Copy the entries below again, replacing each occurrence of "launcher-icon" with "app-icon" and leaving everything else unchanged.

--- START OF SUPPLIED MATERIAL ---

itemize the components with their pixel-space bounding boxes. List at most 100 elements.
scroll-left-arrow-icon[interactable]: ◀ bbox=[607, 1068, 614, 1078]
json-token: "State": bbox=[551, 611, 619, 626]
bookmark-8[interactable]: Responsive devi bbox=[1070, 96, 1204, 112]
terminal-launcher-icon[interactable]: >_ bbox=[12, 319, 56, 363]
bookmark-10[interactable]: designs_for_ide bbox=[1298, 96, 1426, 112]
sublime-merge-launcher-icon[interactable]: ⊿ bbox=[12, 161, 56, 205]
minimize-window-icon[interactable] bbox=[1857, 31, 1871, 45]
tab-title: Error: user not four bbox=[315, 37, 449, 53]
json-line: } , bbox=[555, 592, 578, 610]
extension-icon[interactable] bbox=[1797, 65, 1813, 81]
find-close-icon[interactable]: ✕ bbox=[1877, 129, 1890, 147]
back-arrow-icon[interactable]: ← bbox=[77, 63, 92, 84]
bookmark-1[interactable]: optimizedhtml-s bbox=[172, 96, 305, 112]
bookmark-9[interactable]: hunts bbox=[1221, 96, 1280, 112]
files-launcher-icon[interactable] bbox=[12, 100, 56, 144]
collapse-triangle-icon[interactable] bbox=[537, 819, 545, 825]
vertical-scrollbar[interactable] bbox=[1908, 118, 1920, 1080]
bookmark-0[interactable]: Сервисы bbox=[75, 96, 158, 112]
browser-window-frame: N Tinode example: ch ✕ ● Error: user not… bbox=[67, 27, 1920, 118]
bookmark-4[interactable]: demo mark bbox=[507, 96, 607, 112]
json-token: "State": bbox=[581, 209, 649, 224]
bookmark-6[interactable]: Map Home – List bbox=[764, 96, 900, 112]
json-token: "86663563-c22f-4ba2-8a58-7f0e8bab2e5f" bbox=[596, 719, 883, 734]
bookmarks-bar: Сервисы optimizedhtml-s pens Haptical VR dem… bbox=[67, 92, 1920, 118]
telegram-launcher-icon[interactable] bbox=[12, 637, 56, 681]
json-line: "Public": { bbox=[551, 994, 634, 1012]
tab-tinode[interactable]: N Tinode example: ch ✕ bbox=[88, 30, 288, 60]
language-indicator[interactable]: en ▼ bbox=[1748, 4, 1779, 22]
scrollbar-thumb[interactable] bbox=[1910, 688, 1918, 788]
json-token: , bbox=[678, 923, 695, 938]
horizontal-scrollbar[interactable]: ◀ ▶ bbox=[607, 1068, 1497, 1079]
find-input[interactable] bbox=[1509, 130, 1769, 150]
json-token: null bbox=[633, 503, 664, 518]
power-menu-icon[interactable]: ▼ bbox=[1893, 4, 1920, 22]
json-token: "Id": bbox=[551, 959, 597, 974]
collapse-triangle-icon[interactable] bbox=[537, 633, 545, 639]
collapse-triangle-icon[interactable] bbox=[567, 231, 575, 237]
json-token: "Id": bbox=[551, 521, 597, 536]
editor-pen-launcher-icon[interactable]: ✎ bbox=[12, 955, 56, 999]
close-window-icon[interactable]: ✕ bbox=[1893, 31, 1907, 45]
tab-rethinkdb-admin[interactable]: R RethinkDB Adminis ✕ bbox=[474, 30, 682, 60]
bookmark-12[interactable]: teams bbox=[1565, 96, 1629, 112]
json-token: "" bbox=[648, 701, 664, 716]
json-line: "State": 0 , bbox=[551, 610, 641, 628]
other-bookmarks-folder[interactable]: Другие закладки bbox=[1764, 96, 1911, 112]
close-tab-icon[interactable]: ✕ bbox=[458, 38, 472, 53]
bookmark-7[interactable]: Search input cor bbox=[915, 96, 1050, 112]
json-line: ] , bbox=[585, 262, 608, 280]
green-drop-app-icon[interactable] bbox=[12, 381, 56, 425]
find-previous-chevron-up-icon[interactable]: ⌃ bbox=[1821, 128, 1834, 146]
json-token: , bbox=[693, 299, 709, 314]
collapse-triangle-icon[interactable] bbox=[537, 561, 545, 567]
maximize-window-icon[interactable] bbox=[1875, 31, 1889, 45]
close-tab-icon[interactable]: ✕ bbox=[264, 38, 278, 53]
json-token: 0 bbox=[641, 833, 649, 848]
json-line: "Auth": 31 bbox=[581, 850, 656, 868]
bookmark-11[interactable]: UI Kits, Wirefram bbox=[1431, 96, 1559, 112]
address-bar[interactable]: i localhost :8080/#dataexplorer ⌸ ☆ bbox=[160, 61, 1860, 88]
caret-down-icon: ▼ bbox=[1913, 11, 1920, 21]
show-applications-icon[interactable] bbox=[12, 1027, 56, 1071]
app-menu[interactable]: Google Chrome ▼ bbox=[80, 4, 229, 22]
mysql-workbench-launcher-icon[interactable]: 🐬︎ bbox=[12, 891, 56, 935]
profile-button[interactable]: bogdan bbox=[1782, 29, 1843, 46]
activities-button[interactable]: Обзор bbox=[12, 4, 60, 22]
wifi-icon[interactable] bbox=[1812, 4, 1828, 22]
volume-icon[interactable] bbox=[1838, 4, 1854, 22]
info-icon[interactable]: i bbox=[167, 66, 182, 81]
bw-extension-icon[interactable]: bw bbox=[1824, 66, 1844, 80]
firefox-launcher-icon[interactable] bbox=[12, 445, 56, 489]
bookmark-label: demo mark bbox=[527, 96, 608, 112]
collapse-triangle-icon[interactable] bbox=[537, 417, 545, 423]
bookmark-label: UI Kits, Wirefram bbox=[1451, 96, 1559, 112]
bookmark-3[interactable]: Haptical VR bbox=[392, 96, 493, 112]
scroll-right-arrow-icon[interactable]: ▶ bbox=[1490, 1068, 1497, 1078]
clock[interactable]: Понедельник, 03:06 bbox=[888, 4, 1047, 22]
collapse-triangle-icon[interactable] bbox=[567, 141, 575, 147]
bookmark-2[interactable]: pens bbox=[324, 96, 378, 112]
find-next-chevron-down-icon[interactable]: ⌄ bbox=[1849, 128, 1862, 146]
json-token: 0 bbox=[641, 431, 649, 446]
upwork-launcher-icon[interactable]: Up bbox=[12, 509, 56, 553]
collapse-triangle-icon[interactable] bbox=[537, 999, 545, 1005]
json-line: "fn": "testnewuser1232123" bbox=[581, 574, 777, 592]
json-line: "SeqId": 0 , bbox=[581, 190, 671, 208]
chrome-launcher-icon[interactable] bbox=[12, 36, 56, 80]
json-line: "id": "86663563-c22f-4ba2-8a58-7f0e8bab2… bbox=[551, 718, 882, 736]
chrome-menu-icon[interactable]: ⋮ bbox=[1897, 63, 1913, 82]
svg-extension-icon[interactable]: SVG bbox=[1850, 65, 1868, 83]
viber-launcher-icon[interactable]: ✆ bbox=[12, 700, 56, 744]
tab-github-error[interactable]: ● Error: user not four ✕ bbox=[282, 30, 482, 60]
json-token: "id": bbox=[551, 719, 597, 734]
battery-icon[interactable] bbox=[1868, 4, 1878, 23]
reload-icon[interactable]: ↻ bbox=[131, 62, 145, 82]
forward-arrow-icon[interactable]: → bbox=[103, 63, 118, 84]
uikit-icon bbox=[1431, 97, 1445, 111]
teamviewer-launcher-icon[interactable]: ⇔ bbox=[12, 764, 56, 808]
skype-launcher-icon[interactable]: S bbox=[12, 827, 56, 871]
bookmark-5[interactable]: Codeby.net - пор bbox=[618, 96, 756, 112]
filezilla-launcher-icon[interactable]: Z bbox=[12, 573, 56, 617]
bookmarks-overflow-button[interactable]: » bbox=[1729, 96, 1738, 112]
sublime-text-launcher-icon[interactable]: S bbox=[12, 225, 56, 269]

--- END OF SUPPLIED MATERIAL ---

- WRITTEN SOLUTION -
itemize the components with their pixel-space bounding boxes. List at most 100 elements.
scroll-left-arrow-icon[interactable]: ◀ bbox=[607, 1068, 614, 1078]
json-token: "State": bbox=[551, 611, 619, 626]
bookmark-8[interactable]: Responsive devi bbox=[1070, 96, 1204, 112]
terminal-app-icon[interactable]: >_ bbox=[12, 319, 56, 363]
bookmark-10[interactable]: designs_for_ide bbox=[1298, 96, 1426, 112]
sublime-merge-app-icon[interactable]: ⊿ bbox=[12, 161, 56, 205]
minimize-window-icon[interactable] bbox=[1857, 31, 1871, 45]
tab-title: Error: user not four bbox=[315, 37, 449, 53]
json-line: } , bbox=[555, 592, 578, 610]
extension-icon[interactable] bbox=[1797, 65, 1813, 81]
find-close-icon[interactable]: ✕ bbox=[1877, 129, 1890, 147]
back-arrow-icon[interactable]: ← bbox=[77, 63, 92, 84]
bookmark-1[interactable]: optimizedhtml-s bbox=[172, 96, 305, 112]
bookmark-9[interactable]: hunts bbox=[1221, 96, 1280, 112]
files-app-icon[interactable] bbox=[12, 100, 56, 144]
collapse-triangle-icon[interactable] bbox=[537, 819, 545, 825]
vertical-scrollbar[interactable] bbox=[1908, 118, 1920, 1080]
bookmark-0[interactable]: Сервисы bbox=[75, 96, 158, 112]
browser-window-frame: N Tinode example: ch ✕ ● Error: user not… bbox=[67, 27, 1920, 118]
bookmark-4[interactable]: demo mark bbox=[507, 96, 607, 112]
json-token: "State": bbox=[581, 209, 649, 224]
bookmark-6[interactable]: Map Home – List bbox=[764, 96, 900, 112]
json-token: "86663563-c22f-4ba2-8a58-7f0e8bab2e5f" bbox=[596, 719, 883, 734]
bookmarks-bar: Сервисы optimizedhtml-s pens Haptical VR dem… bbox=[67, 92, 1920, 118]
telegram-app-icon[interactable] bbox=[12, 637, 56, 681]
json-line: "Public": { bbox=[551, 994, 634, 1012]
tab-tinode[interactable]: N Tinode example: ch ✕ bbox=[88, 30, 288, 60]
language-indicator[interactable]: en ▼ bbox=[1748, 4, 1779, 22]
scrollbar-thumb[interactable] bbox=[1910, 688, 1918, 788]
json-token: , bbox=[678, 923, 695, 938]
horizontal-scrollbar[interactable]: ◀ ▶ bbox=[607, 1068, 1497, 1079]
find-input[interactable] bbox=[1509, 130, 1769, 150]
json-token: null bbox=[633, 503, 664, 518]
power-menu-icon[interactable]: ▼ bbox=[1893, 4, 1920, 22]
json-token: "Id": bbox=[551, 959, 597, 974]
collapse-triangle-icon[interactable] bbox=[537, 633, 545, 639]
collapse-triangle-icon[interactable] bbox=[567, 231, 575, 237]
json-token: "Id": bbox=[551, 521, 597, 536]
editor-pen-app-icon[interactable]: ✎ bbox=[12, 955, 56, 999]
close-window-icon[interactable]: ✕ bbox=[1893, 31, 1907, 45]
tab-rethinkdb-admin[interactable]: R RethinkDB Adminis ✕ bbox=[474, 30, 682, 60]
bookmark-12[interactable]: teams bbox=[1565, 96, 1629, 112]
json-token: "" bbox=[648, 701, 664, 716]
json-line: "State": 0 , bbox=[551, 610, 641, 628]
other-bookmarks-folder[interactable]: Другие закладки bbox=[1764, 96, 1911, 112]
close-tab-icon[interactable]: ✕ bbox=[458, 38, 472, 53]
bookmark-7[interactable]: Search input cor bbox=[915, 96, 1050, 112]
json-line: ] , bbox=[585, 262, 608, 280]
green-drop-app-icon[interactable] bbox=[12, 381, 56, 425]
find-previous-chevron-up-icon[interactable]: ⌃ bbox=[1821, 128, 1834, 146]
json-token: , bbox=[693, 299, 709, 314]
collapse-triangle-icon[interactable] bbox=[537, 561, 545, 567]
maximize-window-icon[interactable] bbox=[1875, 31, 1889, 45]
close-tab-icon[interactable]: ✕ bbox=[264, 38, 278, 53]
json-token: 0 bbox=[641, 833, 649, 848]
json-line: "Auth": 31 bbox=[581, 850, 656, 868]
bookmark-11[interactable]: UI Kits, Wirefram bbox=[1431, 96, 1559, 112]
address-bar[interactable]: i localhost :8080/#dataexplorer ⌸ ☆ bbox=[160, 61, 1860, 88]
caret-down-icon: ▼ bbox=[1913, 11, 1920, 21]
show-applications-icon[interactable] bbox=[12, 1027, 56, 1071]
app-menu[interactable]: Google Chrome ▼ bbox=[80, 4, 229, 22]
mysql-workbench-app-icon[interactable]: 🐬︎ bbox=[12, 891, 56, 935]
profile-button[interactable]: bogdan bbox=[1782, 29, 1843, 46]
activities-button[interactable]: Обзор bbox=[12, 4, 60, 22]
wifi-icon[interactable] bbox=[1812, 4, 1828, 22]
volume-icon[interactable] bbox=[1838, 4, 1854, 22]
info-icon[interactable]: i bbox=[167, 66, 182, 81]
bw-extension-icon[interactable]: bw bbox=[1824, 66, 1844, 80]
firefox-app-icon[interactable] bbox=[12, 445, 56, 489]
bookmark-label: demo mark bbox=[527, 96, 608, 112]
collapse-triangle-icon[interactable] bbox=[537, 417, 545, 423]
bookmark-label: UI Kits, Wirefram bbox=[1451, 96, 1559, 112]
bookmark-3[interactable]: Haptical VR bbox=[392, 96, 493, 112]
scroll-right-arrow-icon[interactable]: ▶ bbox=[1490, 1068, 1497, 1078]
clock[interactable]: Понедельник, 03:06 bbox=[888, 4, 1047, 22]
collapse-triangle-icon[interactable] bbox=[567, 141, 575, 147]
bookmark-2[interactable]: pens bbox=[324, 96, 378, 112]
find-next-chevron-down-icon[interactable]: ⌄ bbox=[1849, 128, 1862, 146]
json-token: 0 bbox=[641, 431, 649, 446]
upwork-app-icon[interactable]: Up bbox=[12, 509, 56, 553]
collapse-triangle-icon[interactable] bbox=[537, 999, 545, 1005]
json-line: "fn": "testnewuser1232123" bbox=[581, 574, 777, 592]
json-line: "SeqId": 0 , bbox=[581, 190, 671, 208]
chrome-app-icon[interactable] bbox=[12, 36, 56, 80]
json-line: "id": "86663563-c22f-4ba2-8a58-7f0e8bab2… bbox=[551, 718, 882, 736]
chrome-menu-icon[interactable]: ⋮ bbox=[1897, 63, 1913, 82]
svg-extension-icon[interactable]: SVG bbox=[1850, 65, 1868, 83]
viber-app-icon[interactable]: ✆ bbox=[12, 700, 56, 744]
tab-github-error[interactable]: ● Error: user not four ✕ bbox=[282, 30, 482, 60]
json-token: "id": bbox=[551, 719, 597, 734]
battery-icon[interactable] bbox=[1868, 4, 1878, 23]
reload-icon[interactable]: ↻ bbox=[131, 62, 145, 82]
forward-arrow-icon[interactable]: → bbox=[103, 63, 118, 84]
uikit-icon bbox=[1431, 97, 1445, 111]
teamviewer-app-icon[interactable]: ⇔ bbox=[12, 764, 56, 808]
skype-app-icon[interactable]: S bbox=[12, 827, 56, 871]
bookmark-5[interactable]: Codeby.net - пор bbox=[618, 96, 756, 112]
filezilla-app-icon[interactable]: Z bbox=[12, 573, 56, 617]
bookmarks-overflow-button[interactable]: » bbox=[1729, 96, 1738, 112]
sublime-text-app-icon[interactable]: S bbox=[12, 225, 56, 269]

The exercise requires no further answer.